● **Records to process**
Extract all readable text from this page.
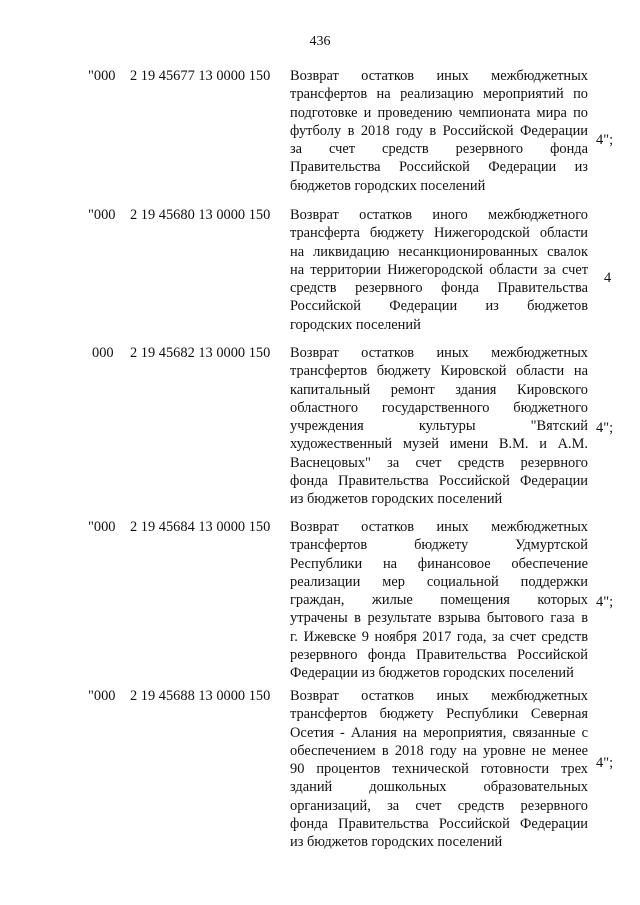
436
"000 2 19 45677 13 0000 150 Возврат остатков иных межбюджетных
трансфертов на реализацию мероприятий по
подготовке и проведению чемпионата мира по
футболу в 2018 году в Российской Федерации
за счет средств резервного фонда
Правительства Российской Федерации из
бюджетов городских поселений
4";
"000 2 19 45680 13 0000 150 Возврат остатков иного межбюджетного
трансферта бюджету Нижегородской области
на ликвидацию несанкционированных свалок
на территории Нижегородской области за счет
средств резервного фонда Правительства
Российской Федерации из бюджетов
городских поселений
4
000 2 19 45682 13 0000 150 Возврат остатков иных межбюджетных
трансфертов бюджету Кировской области на
капитальный ремонт здания Кировского
областного государственного бюджетного
учреждения культуры "Вятский
художественный музей имени В.М. и А.М.
Васнецовых" за счет средств резервного
фонда Правительства Российской Федерации
из бюджетов городских поселений
4";
"000 2 19 45684 13 0000 150 Возврат остатков иных межбюджетных
трансфертов бюджету Удмуртской
Республики на финансовое обеспечение
реализации мер социальной поддержки
граждан, жилые помещения которых
утрачены в результате взрыва бытового газа в
г. Ижевске 9 ноября 2017 года, за счет средств
резервного фонда Правительства Российской
Федерации из бюджетов городских поселений
4";
"000 2 19 45688 13 0000 150 Возврат остатков иных межбюджетных
трансфертов бюджету Республики Северная
Осетия - Алания на мероприятия, связанные с
обеспечением в 2018 году на уровне не менее
90 процентов технической готовности трех
зданий дошкольных образовательных
организаций, за счет средств резервного
фонда Правительства Российской Федерации
из бюджетов городских поселений
4";
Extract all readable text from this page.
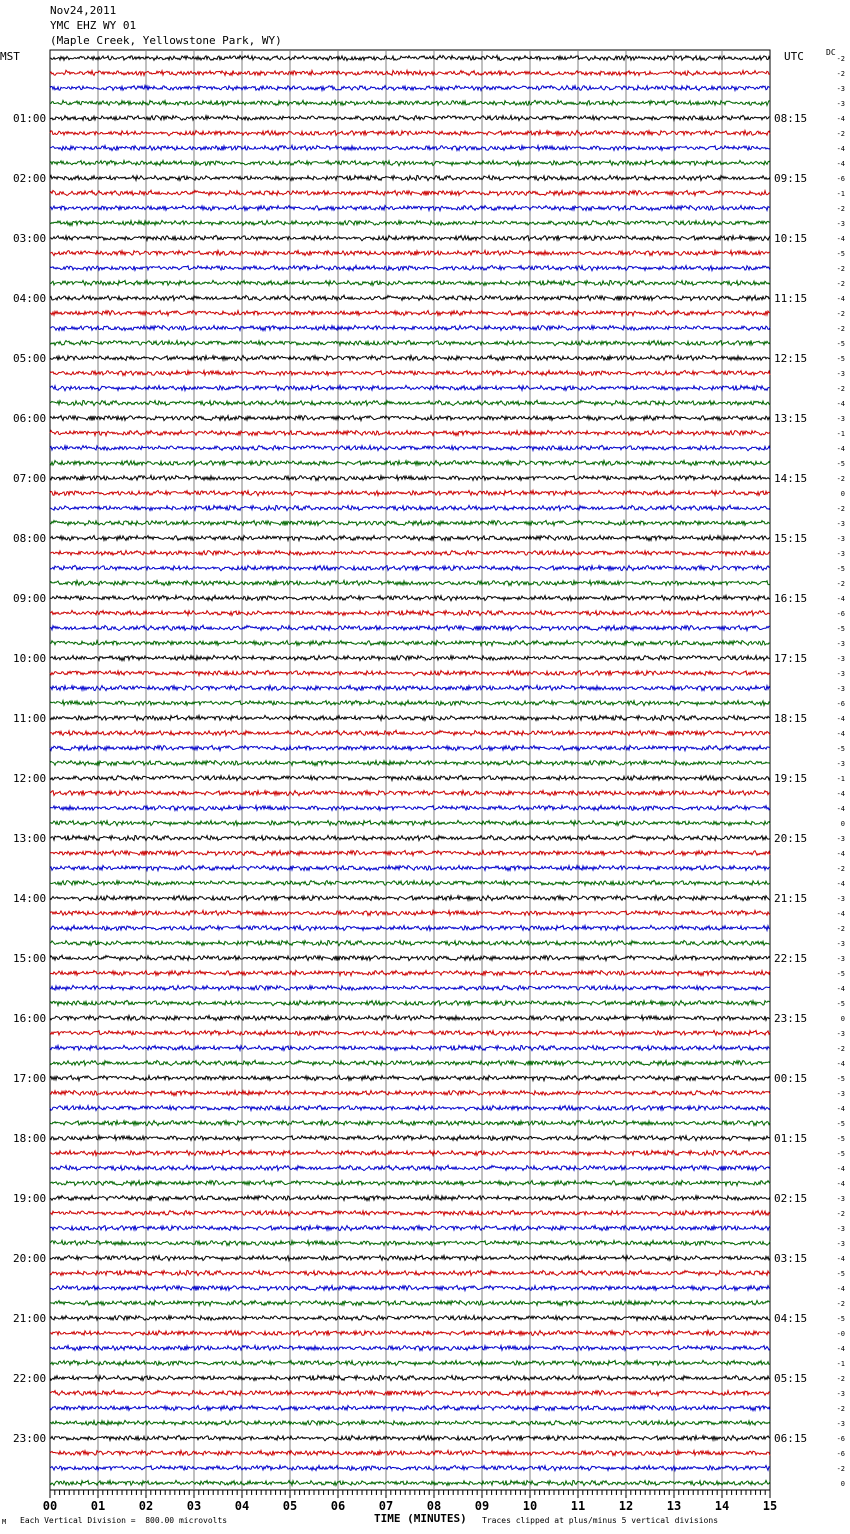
Nov24,2011
YMC EHZ WY 01
(Maple Creek, Yellowstone Park, WY)
MST	UTC	DC
01:00
02:00
03:00
04:00
05:00
06:00
07:00
08:00
09:00
10:00
11:00
12:00
13:00
14:00
15:00
16:00
17:00
18:00
19:00
20:00
21:00
22:00
23:00
08:15
09:15
10:15
11:15
12:15
13:15
14:15
15:15
16:15
17:15
18:15
19:15
20:15
21:15
22:15
23:15
00:15
01:15
02:15
03:15
04:15
05:15
06:15
-2
-2
-3
-3
-4
-2
-4
-4
-6
-1
-2
-3
-4
-5
-2
-2
-4
-2
-2
-5
-5
-3
-2
-4
-3
-1
-4
-5
-2
0
-2
-3
-3
-3
-5
-2
-4
-6
-5
-3
-3
-3
-3
-6
-4
-4
-5
-3
-1
-4
-4
0
-3
-4
-2
-4
-3
-4
-2
-3
-3
-5
-4
-5
0
-3
-2
-4
-5
-3
-4
-5
-5
-5
-4
-4
-3
-2
-3
-3
-4
-5
-4
-2
-5
-0
-4
-1
-2
-3
-2
-3
-6
-6
-2
0
00	01	02	03	04	05	06	07	08	09	10	11	12	13	14	15
M Each Vertical Division =  800.00 microvolts	TIME (MINUTES) Traces clipped at plus/minus 5 vertical divisions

● **Exercise requirements**
Locate and copy each line in the data above that includes the word "трансфертов".

● **Response for this exercise**
трансфертов на реализацию мероприятий по
трансфертов бюджету Кировской области на
трансфертов бюджету Удмуртской
трансфертов бюджету Республики Северная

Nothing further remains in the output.